**Instructions for the task:**
Please repeat all of the lines that follow, exactly as written.

===== Data for this exercise =====

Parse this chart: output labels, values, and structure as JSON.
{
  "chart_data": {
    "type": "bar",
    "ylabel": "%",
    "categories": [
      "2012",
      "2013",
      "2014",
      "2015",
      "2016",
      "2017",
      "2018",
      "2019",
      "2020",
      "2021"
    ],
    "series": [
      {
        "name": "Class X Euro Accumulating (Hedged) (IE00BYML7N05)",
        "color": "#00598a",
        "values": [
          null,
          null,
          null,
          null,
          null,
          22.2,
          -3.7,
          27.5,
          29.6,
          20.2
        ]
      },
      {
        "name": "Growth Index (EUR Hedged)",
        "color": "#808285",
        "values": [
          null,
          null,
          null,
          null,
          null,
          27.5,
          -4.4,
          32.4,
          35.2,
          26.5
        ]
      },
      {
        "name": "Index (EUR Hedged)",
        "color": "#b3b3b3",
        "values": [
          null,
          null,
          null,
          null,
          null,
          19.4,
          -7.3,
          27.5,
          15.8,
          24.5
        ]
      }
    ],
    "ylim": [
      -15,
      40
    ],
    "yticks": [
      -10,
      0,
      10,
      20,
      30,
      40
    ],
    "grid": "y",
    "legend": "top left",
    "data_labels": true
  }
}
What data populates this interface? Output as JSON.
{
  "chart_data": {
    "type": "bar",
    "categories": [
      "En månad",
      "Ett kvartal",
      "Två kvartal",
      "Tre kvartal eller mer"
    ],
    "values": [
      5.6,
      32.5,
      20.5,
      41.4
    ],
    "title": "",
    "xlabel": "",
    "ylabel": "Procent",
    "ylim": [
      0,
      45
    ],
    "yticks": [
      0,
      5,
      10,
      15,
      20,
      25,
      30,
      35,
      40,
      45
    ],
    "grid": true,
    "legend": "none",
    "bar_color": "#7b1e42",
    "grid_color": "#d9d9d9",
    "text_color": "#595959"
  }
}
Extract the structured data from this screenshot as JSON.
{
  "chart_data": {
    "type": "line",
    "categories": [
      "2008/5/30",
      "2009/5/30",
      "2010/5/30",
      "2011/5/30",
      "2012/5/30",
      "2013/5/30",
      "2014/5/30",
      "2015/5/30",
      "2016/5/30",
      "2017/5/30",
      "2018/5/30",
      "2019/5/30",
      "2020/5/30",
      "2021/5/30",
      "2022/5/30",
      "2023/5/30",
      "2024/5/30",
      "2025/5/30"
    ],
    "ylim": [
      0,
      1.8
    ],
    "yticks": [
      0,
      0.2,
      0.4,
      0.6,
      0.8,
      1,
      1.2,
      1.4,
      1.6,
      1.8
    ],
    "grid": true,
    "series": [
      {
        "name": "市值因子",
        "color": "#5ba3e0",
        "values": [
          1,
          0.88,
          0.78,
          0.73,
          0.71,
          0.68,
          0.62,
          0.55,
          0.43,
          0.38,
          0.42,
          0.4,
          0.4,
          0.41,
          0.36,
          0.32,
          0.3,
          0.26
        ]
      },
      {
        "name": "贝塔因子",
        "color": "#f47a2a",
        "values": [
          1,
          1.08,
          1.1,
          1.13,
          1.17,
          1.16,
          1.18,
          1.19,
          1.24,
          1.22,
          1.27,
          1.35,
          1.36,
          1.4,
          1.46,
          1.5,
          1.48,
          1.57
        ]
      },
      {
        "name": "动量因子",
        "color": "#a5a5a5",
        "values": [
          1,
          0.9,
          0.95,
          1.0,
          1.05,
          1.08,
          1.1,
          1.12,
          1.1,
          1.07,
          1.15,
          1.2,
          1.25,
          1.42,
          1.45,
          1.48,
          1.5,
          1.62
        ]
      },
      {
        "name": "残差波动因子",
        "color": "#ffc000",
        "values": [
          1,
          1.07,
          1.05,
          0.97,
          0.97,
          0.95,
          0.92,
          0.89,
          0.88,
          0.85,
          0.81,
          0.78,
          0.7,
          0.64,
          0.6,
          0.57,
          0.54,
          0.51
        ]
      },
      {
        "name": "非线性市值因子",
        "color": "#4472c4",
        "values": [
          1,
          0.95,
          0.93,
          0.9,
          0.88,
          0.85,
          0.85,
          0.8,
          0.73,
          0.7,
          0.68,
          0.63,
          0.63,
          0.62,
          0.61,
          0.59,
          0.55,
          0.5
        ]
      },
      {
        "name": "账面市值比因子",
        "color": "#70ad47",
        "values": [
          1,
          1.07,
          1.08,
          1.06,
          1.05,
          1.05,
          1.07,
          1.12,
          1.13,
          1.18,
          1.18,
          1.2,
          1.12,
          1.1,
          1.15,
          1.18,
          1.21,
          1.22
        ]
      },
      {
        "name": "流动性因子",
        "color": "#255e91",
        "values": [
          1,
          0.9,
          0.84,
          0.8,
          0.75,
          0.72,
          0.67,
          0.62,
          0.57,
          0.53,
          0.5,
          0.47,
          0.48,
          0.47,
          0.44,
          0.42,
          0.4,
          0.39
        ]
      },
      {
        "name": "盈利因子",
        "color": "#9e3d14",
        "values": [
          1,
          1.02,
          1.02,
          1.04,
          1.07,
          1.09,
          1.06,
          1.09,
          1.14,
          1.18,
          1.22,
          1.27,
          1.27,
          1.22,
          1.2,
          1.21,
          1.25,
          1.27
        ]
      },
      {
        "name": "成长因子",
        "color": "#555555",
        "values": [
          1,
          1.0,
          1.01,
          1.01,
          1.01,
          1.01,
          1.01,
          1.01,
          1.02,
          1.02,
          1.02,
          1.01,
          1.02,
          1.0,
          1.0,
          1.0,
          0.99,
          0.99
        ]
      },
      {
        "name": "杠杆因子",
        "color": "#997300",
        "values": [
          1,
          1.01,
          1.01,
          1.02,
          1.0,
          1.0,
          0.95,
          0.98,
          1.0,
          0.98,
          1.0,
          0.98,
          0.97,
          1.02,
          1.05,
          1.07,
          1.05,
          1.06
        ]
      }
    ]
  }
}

=====

**The completed task:**
Parse this chart: output labels, values, and structure as JSON.
{
  "chart_data": {
    "type": "bar",
    "ylabel": "%",
    "categories": [
      "2012",
      "2013",
      "2014",
      "2015",
      "2016",
      "2017",
      "2018",
      "2019",
      "2020",
      "2021"
    ],
    "series": [
      {
        "name": "Class X Euro Accumulating (Hedged) (IE00BYML7N05)",
        "color": "#00598a",
        "values": [
          null,
          null,
          null,
          null,
          null,
          22.2,
          -3.7,
          27.5,
          29.6,
          20.2
        ]
      },
      {
        "name": "Growth Index (EUR Hedged)",
        "color": "#808285",
        "values": [
          null,
          null,
          null,
          null,
          null,
          27.5,
          -4.4,
          32.4,
          35.2,
          26.5
        ]
      },
      {
        "name": "Index (EUR Hedged)",
        "color": "#b3b3b3",
        "values": [
          null,
          null,
          null,
          null,
          null,
          19.4,
          -7.3,
          27.5,
          15.8,
          24.5
        ]
      }
    ],
    "ylim": [
      -15,
      40
    ],
    "yticks": [
      -10,
      0,
      10,
      20,
      30,
      40
    ],
    "grid": "y",
    "legend": "top left",
    "data_labels": true
  }
}
What data populates this interface? Output as JSON.
{
  "chart_data": {
    "type": "bar",
    "categories": [
      "En månad",
      "Ett kvartal",
      "Två kvartal",
      "Tre kvartal eller mer"
    ],
    "values": [
      5.6,
      32.5,
      20.5,
      41.4
    ],
    "title": "",
    "xlabel": "",
    "ylabel": "Procent",
    "ylim": [
      0,
      45
    ],
    "yticks": [
      0,
      5,
      10,
      15,
      20,
      25,
      30,
      35,
      40,
      45
    ],
    "grid": true,
    "legend": "none",
    "bar_color": "#7b1e42",
    "grid_color": "#d9d9d9",
    "text_color": "#595959"
  }
}
Extract the structured data from this screenshot as JSON.
{
  "chart_data": {
    "type": "line",
    "categories": [
      "2008/5/30",
      "2009/5/30",
      "2010/5/30",
      "2011/5/30",
      "2012/5/30",
      "2013/5/30",
      "2014/5/30",
      "2015/5/30",
      "2016/5/30",
      "2017/5/30",
      "2018/5/30",
      "2019/5/30",
      "2020/5/30",
      "2021/5/30",
      "2022/5/30",
      "2023/5/30",
      "2024/5/30",
      "2025/5/30"
    ],
    "ylim": [
      0,
      1.8
    ],
    "yticks": [
      0,
      0.2,
      0.4,
      0.6,
      0.8,
      1,
      1.2,
      1.4,
      1.6,
      1.8
    ],
    "grid": true,
    "series": [
      {
        "name": "市值因子",
        "color": "#5ba3e0",
        "values": [
          1,
          0.88,
          0.78,
          0.73,
          0.71,
          0.68,
          0.62,
          0.55,
          0.43,
          0.38,
          0.42,
          0.4,
          0.4,
          0.41,
          0.36,
          0.32,
          0.3,
          0.26
        ]
      },
      {
        "name": "贝塔因子",
        "color": "#f47a2a",
        "values": [
          1,
          1.08,
          1.1,
          1.13,
          1.17,
          1.16,
          1.18,
          1.19,
          1.24,
          1.22,
          1.27,
          1.35,
          1.36,
          1.4,
          1.46,
          1.5,
          1.48,
          1.57
        ]
      },
      {
        "name": "动量因子",
        "color": "#a5a5a5",
        "values": [
          1,
          0.9,
          0.95,
          1.0,
          1.05,
          1.08,
          1.1,
          1.12,
          1.1,
          1.07,
          1.15,
          1.2,
          1.25,
          1.42,
          1.45,
          1.48,
          1.5,
          1.62
        ]
      },
      {
        "name": "残差波动因子",
        "color": "#ffc000",
        "values": [
          1,
          1.07,
          1.05,
          0.97,
          0.97,
          0.95,
          0.92,
          0.89,
          0.88,
          0.85,
          0.81,
          0.78,
          0.7,
          0.64,
          0.6,
          0.57,
          0.54,
          0.51
        ]
      },
      {
        "name": "非线性市值因子",
        "color": "#4472c4",
        "values": [
          1,
          0.95,
          0.93,
          0.9,
          0.88,
          0.85,
          0.85,
          0.8,
          0.73,
          0.7,
          0.68,
          0.63,
          0.63,
          0.62,
          0.61,
          0.59,
          0.55,
          0.5
        ]
      },
      {
        "name": "账面市值比因子",
        "color": "#70ad47",
        "values": [
          1,
          1.07,
          1.08,
          1.06,
          1.05,
          1.05,
          1.07,
          1.12,
          1.13,
          1.18,
          1.18,
          1.2,
          1.12,
          1.1,
          1.15,
          1.18,
          1.21,
          1.22
        ]
      },
      {
        "name": "流动性因子",
        "color": "#255e91",
        "values": [
          1,
          0.9,
          0.84,
          0.8,
          0.75,
          0.72,
          0.67,
          0.62,
          0.57,
          0.53,
          0.5,
          0.47,
          0.48,
          0.47,
          0.44,
          0.42,
          0.4,
          0.39
        ]
      },
      {
        "name": "盈利因子",
        "color": "#9e3d14",
        "values": [
          1,
          1.02,
          1.02,
          1.04,
          1.07,
          1.09,
          1.06,
          1.09,
          1.14,
          1.18,
          1.22,
          1.27,
          1.27,
          1.22,
          1.2,
          1.21,
          1.25,
          1.27
        ]
      },
      {
        "name": "成长因子",
        "color": "#555555",
        "values": [
          1,
          1.0,
          1.01,
          1.01,
          1.01,
          1.01,
          1.01,
          1.01,
          1.02,
          1.02,
          1.02,
          1.01,
          1.02,
          1.0,
          1.0,
          1.0,
          0.99,
          0.99
        ]
      },
      {
        "name": "杠杆因子",
        "color": "#997300",
        "values": [
          1,
          1.01,
          1.01,
          1.02,
          1.0,
          1.0,
          0.95,
          0.98,
          1.0,
          0.98,
          1.0,
          0.98,
          0.97,
          1.02,
          1.05,
          1.07,
          1.05,
          1.06
        ]
      }
    ]
  }
}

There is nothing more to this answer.